▸ **Stated goal**: Skip the pictures. Quote every line below, exactly, from the one with "Give me a plain-text" through the final line.

▸ **Exercise input**:
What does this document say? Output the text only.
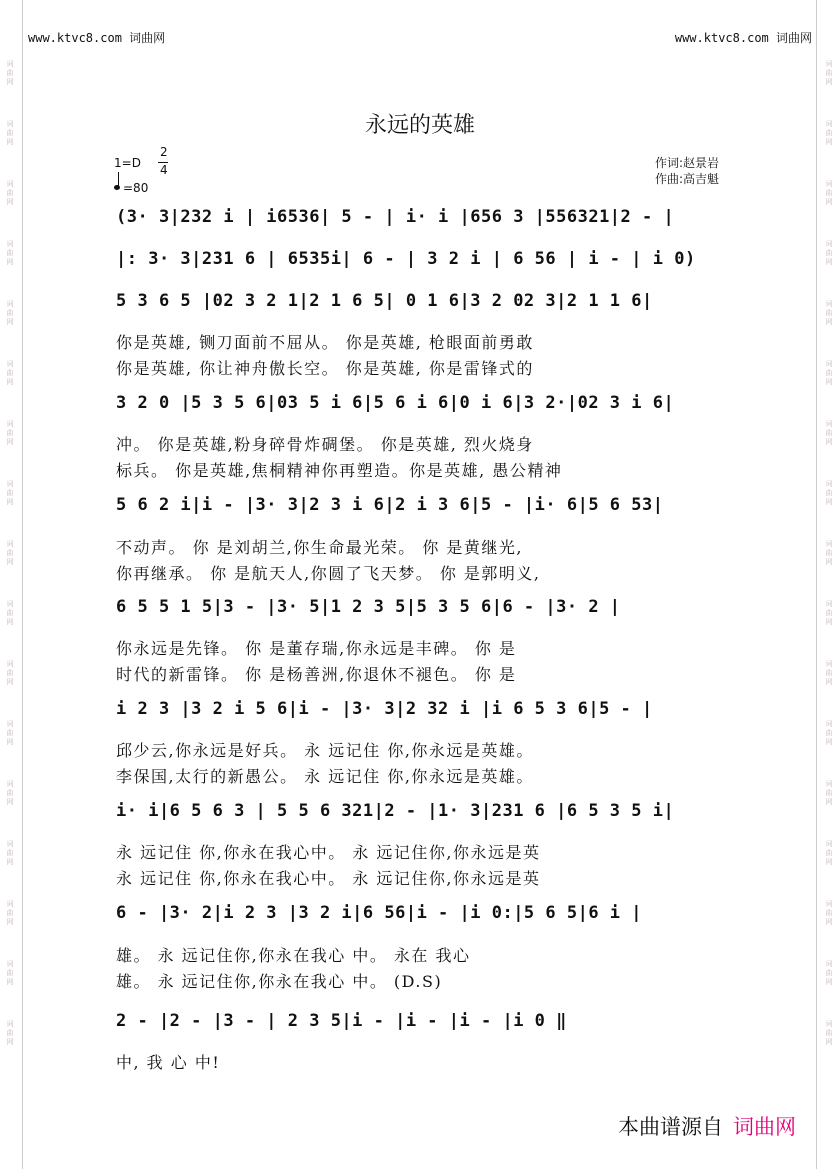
www.ktvc8.com 词曲网	www.ktvc8.com 词曲网
词
曲
网
词
曲
网
词
曲
网
词
曲
网
词
曲
网
词
曲
网
词
曲
网
词
曲
网
词
曲
网
词
曲
网
词
曲
网
词
曲
网
词
曲
网
词
曲
网
词
曲
网
词
曲
网
词
曲
网
词
曲
网
词
曲
网
词
曲
网
词
曲
网
词
曲
网
词
曲
网
词
曲
网
词
曲
网
词
曲
网
词
曲
网
词
曲
网
词
曲
网
词
曲
网
词
曲
网
词
曲
网
词
曲
网
词
曲
网
永远的英雄
1=D
2
4
=80
作词:赵景岩
作曲:高吉魁
(3· 3|232 i | i6536| 5 - | i· i |656 3 |556321|2 - |
|: 3· 3|231 6 | 6535i| 6 - | 3 2 i | 6 56 | i - | i 0)
5 3 6 5 |02 3 2 1|2 1 6 5| 0 1 6|3 2 02 3|2 1 1 6|
你是英雄, 铡刀面前不屈从。 你是英雄, 枪眼面前勇敢
你是英雄, 你让神舟傲长空。 你是英雄, 你是雷锋式的
3 2 0 |5 3 5 6|03 5 i 6|5 6 i 6|0 i 6|3 2·|02 3 i 6|
冲。 你是英雄,粉身碎骨炸碉堡。 你是英雄, 烈火烧身
标兵。 你是英雄,焦桐精神你再塑造。你是英雄, 愚公精神
5 6 2 i|i - |3· 3|2 3 i 6|2 i 3 6|5 - |i· 6|5 6 53|
不动声。 你 是刘胡兰,你生命最光荣。 你 是黄继光,
你再继承。 你 是航天人,你圆了飞天梦。 你 是郭明义,
6 5 5 1 5|3 - |3· 5|1 2 3 5|5 3 5 6|6 - |3· 2 |
你永远是先锋。 你 是董存瑞,你永远是丰碑。 你 是
时代的新雷锋。 你 是杨善洲,你退休不褪色。 你 是
i 2 3 |3 2 i 5 6|i - |3· 3|2 32 i |i 6 5 3 6|5 - |
邱少云,你永远是好兵。 永 远记住 你,你永远是英雄。
李保国,太行的新愚公。 永 远记住 你,你永远是英雄。
i· i|6 5 6 3 | 5 5 6 321|2 - |1· 3|231 6 |6 5 3 5 i|
永 远记住 你,你永在我心中。 永 远记住你,你永远是英
永 远记住 你,你永在我心中。 永 远记住你,你永远是英
6 - |3· 2|i 2 3 |3 2 i|6 56|i - |i 0:|5 6 5|6 i |
雄。 永 远记住你,你永在我心 中。 永在 我心
雄。 永 远记住你,你永在我心 中。 (D.S)
2 - |2 - |3 - | 2 3 5|i - |i - |i - |i 0 ‖
中, 我 心 中!
本曲谱源自 词曲网
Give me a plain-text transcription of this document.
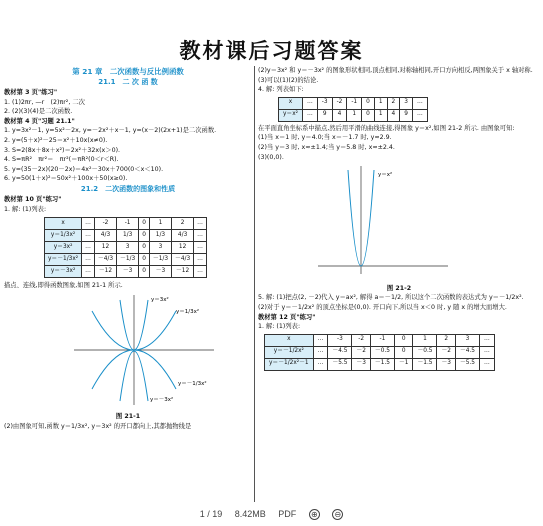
教材课后习题答案
第 21 章　二次函数与反比例函数
21.1　二 次 函 数
教材第 3 页"练习"
1. (1)2πr, —r　(2)πr², 二次
2. (2)(3)(4)是二次函数.
教材第 4 页"习题 21.1"
1. y=3x²－1, y=5x²－2x, y=－2x²＋x－1, y=(x－2)(2x+1)是二次函数.
2. y=(5＋x)²－25＝x²＋10x(x≠0).
3. S=2(8x＋8x＋x²)＝2x²＋32x(x＞0).
4. S=πR²　πr²＝　πr²(＝πR²(0＜r＜R).
5. y=(35－2x)(20－2x)＝4x²－30x＋700(0＜x＜10).
6. y=50(1＋x)²＝50x²＋100x＋50(x≥0).
21.2　二次函数的图象和性质
教材第 10 页"练习"
1. 解: (1)列表:
x	…	-2	-1	0	1	2	…
y＝1/3x²	…	4/3	1/3	0	1/3	4/3	…
y＝3x²	…	12	3	0	3	12	…
y＝－1/3x²	…	－4/3	－1/3	0	－1/3	－4/3	…
y＝－3x²	…	－12	－3	0	－3	－12	…
描点、连线,即得函数图象,如图 21-1 所示.
y＝3x²
y＝1/3x²
y＝－1/3x²
y＝－3x²
图 21-1
(2)由图象可知,函数 y＝1/3x², y＝3x² 的开口都向上,其都抛物线是
(2)y＝3x² 和 y＝－3x² 的图象形状相同,顶点相同,对称轴相同,开口方向相反,两图象关于 x 轴对称.
(3)可以(1)(2)的结论.
4. 解: 列表如下:
x	…	-3	-2	-1	0	1	2	3	…
y＝x²	…	9	4	1	0	1	4	9	…
在平面直角坐标系中描点,然后用平滑的曲线连接,得图象 y＝x²,如图 21-2 所示. 由图象可知:
(1)当 x＝1 时, y＝4.0;当 x＝－1.7 时, y≈2.9.
(2)当 y＝3 时, x≈±1.4;当 y＝5.8 时, x≈±2.4.
(3)(0,0).
y＝x²
图 21-2
5. 解: (1)把点(2, －2)代入 y＝ax², 解得 a＝－1/2, 所以这个二次函数的表达式为 y＝－1/2x².
(2)对于 y＝－1/2x² 的顶点坐标是(0,0). 开口向下,所以当 x＜0 时, y 随 x 的增大而增大.
教材第 12 页"练习"
1. 解: (1)列表:
x	…	-3	-2	-1	0	1	2	3	…
y＝－1/2x²	…	－4.5	－2	－0.5	0	－0.5	－2	－4.5	…
y＝－1/2x²－1	…	－5.5	－3	－1.5	－1	－1.5	－3	－5.5	…
1 / 19 8.42MB PDF ⊕ ⊖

▸ **The reply**:
Give me a plain-text transcription of this document.
教材课后习题答案
第 21 章　二次函数与反比例函数
21.1　二 次 函 数
教材第 3 页"练习"
1. (1)2πr, —r　(2)πr², 二次
2. (2)(3)(4)是二次函数.
教材第 4 页"习题 21.1"
1. y=3x²－1, y=5x²－2x, y=－2x²＋x－1, y=(x－2)(2x+1)是二次函数.
2. y=(5＋x)²－25＝x²＋10x(x≠0).
3. S=2(8x＋8x＋x²)＝2x²＋32x(x＞0).
4. S=πR²　πr²＝　πr²(＝πR²(0＜r＜R).
5. y=(35－2x)(20－2x)＝4x²－30x＋700(0＜x＜10).
6. y=50(1＋x)²＝50x²＋100x＋50(x≥0).
21.2　二次函数的图象和性质
教材第 10 页"练习"
1. 解: (1)列表:
x	…	-2	-1	0	1	2	…
y＝1/3x²	…	4/3	1/3	0	1/3	4/3	…
y＝3x²	…	12	3	0	3	12	…
y＝－1/3x²	…	－4/3	－1/3	0	－1/3	－4/3	…
y＝－3x²	…	－12	－3	0	－3	－12	…
描点、连线,即得函数图象,如图 21-1 所示.
y＝3x²
y＝1/3x²
y＝－1/3x²
y＝－3x²
图 21-1
(2)由图象可知,函数 y＝1/3x², y＝3x² 的开口都向上,其都抛物线是
(2)y＝3x² 和 y＝－3x² 的图象形状相同,顶点相同,对称轴相同,开口方向相反,两图象关于 x 轴对称.
(3)可以(1)(2)的结论.
4. 解: 列表如下:
x	…	-3	-2	-1	0	1	2	3	…
y＝x²	…	9	4	1	0	1	4	9	…
在平面直角坐标系中描点,然后用平滑的曲线连接,得图象 y＝x²,如图 21-2 所示. 由图象可知:
(1)当 x＝1 时, y＝4.0;当 x＝－1.7 时, y≈2.9.
(2)当 y＝3 时, x≈±1.4;当 y＝5.8 时, x≈±2.4.
(3)(0,0).
y＝x²
图 21-2
5. 解: (1)把点(2, －2)代入 y＝ax², 解得 a＝－1/2, 所以这个二次函数的表达式为 y＝－1/2x².
(2)对于 y＝－1/2x² 的顶点坐标是(0,0). 开口向下,所以当 x＜0 时, y 随 x 的增大而增大.
教材第 12 页"练习"
1. 解: (1)列表:
x	…	-3	-2	-1	0	1	2	3	…
y＝－1/2x²	…	－4.5	－2	－0.5	0	－0.5	－2	－4.5	…
y＝－1/2x²－1	…	－5.5	－3	－1.5	－1	－1.5	－3	－5.5	…
1 / 19 8.42MB PDF ⊕ ⊖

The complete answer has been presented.